==== SUPPLIED ENTRIES

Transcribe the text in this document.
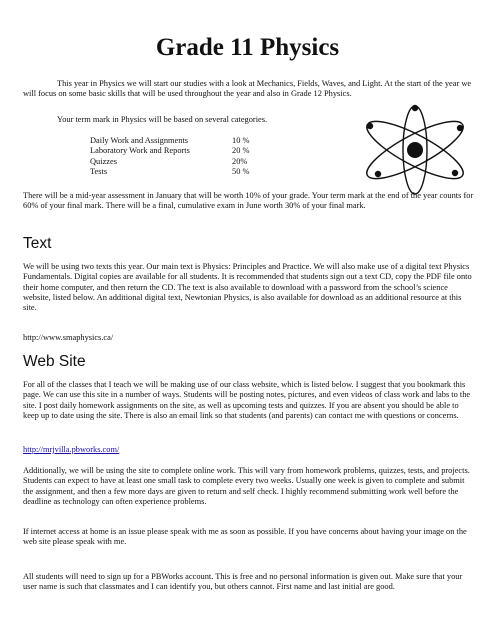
Grade 11 Physics

This year in Physics we will start our studies with a look at Mechanics, Fields, Waves, and Light. At the start of the year we will focus on some basic skills that will be used throughout the year and also in Grade 12 Physics.

Your term mark in Physics will be based on several categories.

Daily Work and Assignments	10 %
Laboratory Work and Reports	20 %
Quizzes	20%
Tests	50 %

There will be a mid-year assessment in January that will be worth 10% of your grade. Your term mark at the end of the year counts for 60% of your final mark. There will be a final, cumulative exam in June worth 30% of your final mark.

Text

We will be using two texts this year. Our main text is Physics: Principles and Practice. We will also make use of a digital text Physics Fundamentals. Digital copies are available for all students. It is recommended that students sign out a text CD, copy the PDF file onto their home computer, and then return the CD. The text is also available to download with a password from the school’s science website, listed below. An additional digital text, Newtonian Physics, is also available for download as an additional resource at this site.

http://www.smaphysics.ca/

Web Site

For all of the classes that I teach we will be making use of our class website, which is listed below. I suggest that you bookmark this page. We can use this site in a number of ways. Students will be posting notes, pictures, and even videos of class work and labs to the site. I post daily homework assignments on the site, as well as upcoming tests and quizzes. If you are absent you should be able to keep up to date using the site. There is also an email link so that students (and parents) can contact me with questions or concerns.

http://mrjvilla.pbworks.com/

Additionally, we will be using the site to complete online work. This will vary from homework problems, quizzes, tests, and projects. Students can expect to have at least one small task to complete every two weeks. Usually one week is given to complete and submit the assignment, and then a few more days are given to return and self check. I highly recommend submitting work well before the deadline as technology can often experience problems.

If internet access at home is an issue please speak with me as soon as possible. If you have concerns about having your image on the web site please speak with me.

All students will need to sign up for a PBWorks account. This is free and no personal information is given out. Make sure that your user name is such that classmates and I can identify you, but others cannot. First name and last initial are good.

========

YOUR TASK: Are you able to set down all the lines above exactly, without any pictures?

RESULT:
Transcribe the text in this document.
Grade 11 Physics

This year in Physics we will start our studies with a look at Mechanics, Fields, Waves, and Light. At the start of the year we will focus on some basic skills that will be used throughout the year and also in Grade 12 Physics.

Your term mark in Physics will be based on several categories.

Daily Work and Assignments	10 %
Laboratory Work and Reports	20 %
Quizzes	20%
Tests	50 %

There will be a mid-year assessment in January that will be worth 10% of your grade. Your term mark at the end of the year counts for 60% of your final mark. There will be a final, cumulative exam in June worth 30% of your final mark.

Text

We will be using two texts this year. Our main text is Physics: Principles and Practice. We will also make use of a digital text Physics Fundamentals. Digital copies are available for all students. It is recommended that students sign out a text CD, copy the PDF file onto their home computer, and then return the CD. The text is also available to download with a password from the school’s science website, listed below. An additional digital text, Newtonian Physics, is also available for download as an additional resource at this site.

http://www.smaphysics.ca/

Web Site

For all of the classes that I teach we will be making use of our class website, which is listed below. I suggest that you bookmark this page. We can use this site in a number of ways. Students will be posting notes, pictures, and even videos of class work and labs to the site. I post daily homework assignments on the site, as well as upcoming tests and quizzes. If you are absent you should be able to keep up to date using the site. There is also an email link so that students (and parents) can contact me with questions or concerns.

http://mrjvilla.pbworks.com/

Additionally, we will be using the site to complete online work. This will vary from homework problems, quizzes, tests, and projects. Students can expect to have at least one small task to complete every two weeks. Usually one week is given to complete and submit the assignment, and then a few more days are given to return and self check. I highly recommend submitting work well before the deadline as technology can often experience problems.

If internet access at home is an issue please speak with me as soon as possible. If you have concerns about having your image on the web site please speak with me.

All students will need to sign up for a PBWorks account. This is free and no personal information is given out. Make sure that your user name is such that classmates and I can identify you, but others cannot. First name and last initial are good.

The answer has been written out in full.